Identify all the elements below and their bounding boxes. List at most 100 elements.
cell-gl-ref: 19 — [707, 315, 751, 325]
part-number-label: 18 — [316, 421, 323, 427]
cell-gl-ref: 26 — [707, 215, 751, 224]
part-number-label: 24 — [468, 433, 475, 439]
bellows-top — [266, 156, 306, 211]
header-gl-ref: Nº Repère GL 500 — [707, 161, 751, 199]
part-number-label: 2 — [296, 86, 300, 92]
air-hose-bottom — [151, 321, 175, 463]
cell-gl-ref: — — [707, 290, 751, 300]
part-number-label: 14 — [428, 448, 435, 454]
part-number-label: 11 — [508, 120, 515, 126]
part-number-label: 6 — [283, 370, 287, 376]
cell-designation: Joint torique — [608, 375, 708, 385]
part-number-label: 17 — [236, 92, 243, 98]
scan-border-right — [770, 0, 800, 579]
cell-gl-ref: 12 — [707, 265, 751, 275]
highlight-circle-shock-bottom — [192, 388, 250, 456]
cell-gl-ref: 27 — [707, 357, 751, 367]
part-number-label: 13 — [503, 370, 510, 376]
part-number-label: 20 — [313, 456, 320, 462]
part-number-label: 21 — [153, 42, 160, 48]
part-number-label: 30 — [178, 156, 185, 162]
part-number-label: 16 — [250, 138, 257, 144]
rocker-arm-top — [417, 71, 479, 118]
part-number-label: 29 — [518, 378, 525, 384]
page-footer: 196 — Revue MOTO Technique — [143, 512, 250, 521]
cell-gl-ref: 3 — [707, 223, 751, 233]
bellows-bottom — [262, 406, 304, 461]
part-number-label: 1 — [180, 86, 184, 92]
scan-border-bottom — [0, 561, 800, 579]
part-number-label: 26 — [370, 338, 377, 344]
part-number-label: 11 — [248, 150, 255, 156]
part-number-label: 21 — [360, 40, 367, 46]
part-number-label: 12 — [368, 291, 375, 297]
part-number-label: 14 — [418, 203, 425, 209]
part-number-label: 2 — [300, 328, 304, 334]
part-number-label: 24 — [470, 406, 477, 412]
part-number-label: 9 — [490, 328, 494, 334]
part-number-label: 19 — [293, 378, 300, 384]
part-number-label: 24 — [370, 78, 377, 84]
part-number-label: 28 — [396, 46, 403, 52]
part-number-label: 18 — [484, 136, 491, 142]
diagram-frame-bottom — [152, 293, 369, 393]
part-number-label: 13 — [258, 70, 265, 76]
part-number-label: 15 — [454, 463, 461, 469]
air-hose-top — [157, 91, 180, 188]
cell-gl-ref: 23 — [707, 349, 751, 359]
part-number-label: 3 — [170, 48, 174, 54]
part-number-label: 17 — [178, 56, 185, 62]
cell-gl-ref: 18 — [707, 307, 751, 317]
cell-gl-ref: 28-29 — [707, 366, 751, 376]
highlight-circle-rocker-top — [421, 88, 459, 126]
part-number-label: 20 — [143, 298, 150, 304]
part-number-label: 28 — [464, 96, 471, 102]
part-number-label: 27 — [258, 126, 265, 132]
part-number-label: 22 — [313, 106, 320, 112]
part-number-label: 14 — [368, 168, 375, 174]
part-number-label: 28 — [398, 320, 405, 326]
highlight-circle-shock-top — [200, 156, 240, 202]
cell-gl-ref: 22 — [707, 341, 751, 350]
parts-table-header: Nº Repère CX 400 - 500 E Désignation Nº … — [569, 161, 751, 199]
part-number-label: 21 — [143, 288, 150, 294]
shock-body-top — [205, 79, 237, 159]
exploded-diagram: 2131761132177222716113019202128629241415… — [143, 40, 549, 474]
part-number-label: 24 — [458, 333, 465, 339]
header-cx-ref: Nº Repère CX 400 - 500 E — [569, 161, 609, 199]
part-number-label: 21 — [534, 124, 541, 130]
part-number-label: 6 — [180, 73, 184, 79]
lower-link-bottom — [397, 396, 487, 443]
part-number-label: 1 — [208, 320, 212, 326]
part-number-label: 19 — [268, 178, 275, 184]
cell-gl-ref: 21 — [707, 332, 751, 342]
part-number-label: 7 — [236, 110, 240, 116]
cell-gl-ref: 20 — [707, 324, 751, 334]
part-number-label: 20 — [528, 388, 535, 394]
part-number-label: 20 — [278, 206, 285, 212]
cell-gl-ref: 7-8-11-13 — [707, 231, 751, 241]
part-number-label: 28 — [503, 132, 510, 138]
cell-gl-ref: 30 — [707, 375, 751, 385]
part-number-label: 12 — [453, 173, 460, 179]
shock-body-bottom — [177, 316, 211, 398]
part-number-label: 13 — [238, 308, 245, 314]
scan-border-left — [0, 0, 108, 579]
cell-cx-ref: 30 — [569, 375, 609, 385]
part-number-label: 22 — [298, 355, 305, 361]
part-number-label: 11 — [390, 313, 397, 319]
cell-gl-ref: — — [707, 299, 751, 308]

GOAL
Rewrite the data above, replacing every "part-number-label" with "callout-number" and leaving everything else unchanged.

REPLY
Identify all the elements below and their bounding boxes. List at most 100 elements.
cell-gl-ref: 19 — [707, 315, 751, 325]
callout-number: 18 — [316, 421, 323, 427]
cell-gl-ref: 26 — [707, 215, 751, 224]
callout-number: 24 — [468, 433, 475, 439]
bellows-top — [266, 156, 306, 211]
header-gl-ref: Nº Repère GL 500 — [707, 161, 751, 199]
callout-number: 2 — [296, 86, 300, 92]
air-hose-bottom — [151, 321, 175, 463]
cell-gl-ref: — — [707, 290, 751, 300]
callout-number: 14 — [428, 448, 435, 454]
callout-number: 11 — [508, 120, 515, 126]
callout-number: 6 — [283, 370, 287, 376]
cell-designation: Joint torique — [608, 375, 708, 385]
callout-number: 17 — [236, 92, 243, 98]
scan-border-right — [770, 0, 800, 579]
cell-gl-ref: 12 — [707, 265, 751, 275]
highlight-circle-shock-bottom — [192, 388, 250, 456]
cell-gl-ref: 27 — [707, 357, 751, 367]
callout-number: 13 — [503, 370, 510, 376]
callout-number: 20 — [313, 456, 320, 462]
callout-number: 21 — [153, 42, 160, 48]
callout-number: 30 — [178, 156, 185, 162]
callout-number: 16 — [250, 138, 257, 144]
rocker-arm-top — [417, 71, 479, 118]
callout-number: 29 — [518, 378, 525, 384]
page-footer: 196 — Revue MOTO Technique — [143, 512, 250, 521]
cell-gl-ref: 3 — [707, 223, 751, 233]
bellows-bottom — [262, 406, 304, 461]
callout-number: 1 — [180, 86, 184, 92]
scan-border-bottom — [0, 561, 800, 579]
callout-number: 26 — [370, 338, 377, 344]
callout-number: 11 — [248, 150, 255, 156]
callout-number: 21 — [360, 40, 367, 46]
callout-number: 12 — [368, 291, 375, 297]
callout-number: 14 — [418, 203, 425, 209]
callout-number: 2 — [300, 328, 304, 334]
callout-number: 24 — [470, 406, 477, 412]
callout-number: 9 — [490, 328, 494, 334]
callout-number: 19 — [293, 378, 300, 384]
callout-number: 24 — [370, 78, 377, 84]
callout-number: 28 — [396, 46, 403, 52]
callout-number: 18 — [484, 136, 491, 142]
diagram-frame-bottom — [152, 293, 369, 393]
callout-number: 13 — [258, 70, 265, 76]
callout-number: 15 — [454, 463, 461, 469]
air-hose-top — [157, 91, 180, 188]
cell-gl-ref: 23 — [707, 349, 751, 359]
callout-number: 3 — [170, 48, 174, 54]
callout-number: 17 — [178, 56, 185, 62]
cell-gl-ref: 18 — [707, 307, 751, 317]
cell-gl-ref: 28-29 — [707, 366, 751, 376]
highlight-circle-rocker-top — [421, 88, 459, 126]
callout-number: 20 — [143, 298, 150, 304]
callout-number: 28 — [464, 96, 471, 102]
callout-number: 27 — [258, 126, 265, 132]
callout-number: 22 — [313, 106, 320, 112]
callout-number: 14 — [368, 168, 375, 174]
callout-number: 28 — [398, 320, 405, 326]
highlight-circle-shock-top — [200, 156, 240, 202]
cell-gl-ref: 22 — [707, 341, 751, 350]
parts-table-header: Nº Repère CX 400 - 500 E Désignation Nº … — [569, 161, 751, 199]
callout-number: 21 — [143, 288, 150, 294]
shock-body-top — [205, 79, 237, 159]
exploded-diagram: 2131761132177222716113019202128629241415… — [143, 40, 549, 474]
callout-number: 24 — [458, 333, 465, 339]
header-cx-ref: Nº Repère CX 400 - 500 E — [569, 161, 609, 199]
callout-number: 21 — [534, 124, 541, 130]
callout-number: 6 — [180, 73, 184, 79]
lower-link-bottom — [397, 396, 487, 443]
callout-number: 1 — [208, 320, 212, 326]
callout-number: 19 — [268, 178, 275, 184]
cell-gl-ref: 21 — [707, 332, 751, 342]
callout-number: 7 — [236, 110, 240, 116]
cell-gl-ref: 20 — [707, 324, 751, 334]
callout-number: 20 — [528, 388, 535, 394]
callout-number: 20 — [278, 206, 285, 212]
cell-gl-ref: 7-8-11-13 — [707, 231, 751, 241]
callout-number: 28 — [503, 132, 510, 138]
cell-gl-ref: 30 — [707, 375, 751, 385]
callout-number: 12 — [453, 173, 460, 179]
shock-body-bottom — [177, 316, 211, 398]
callout-number: 13 — [238, 308, 245, 314]
scan-border-left — [0, 0, 108, 579]
cell-cx-ref: 30 — [569, 375, 609, 385]
callout-number: 22 — [298, 355, 305, 361]
callout-number: 11 — [390, 313, 397, 319]
cell-gl-ref: — — [707, 299, 751, 308]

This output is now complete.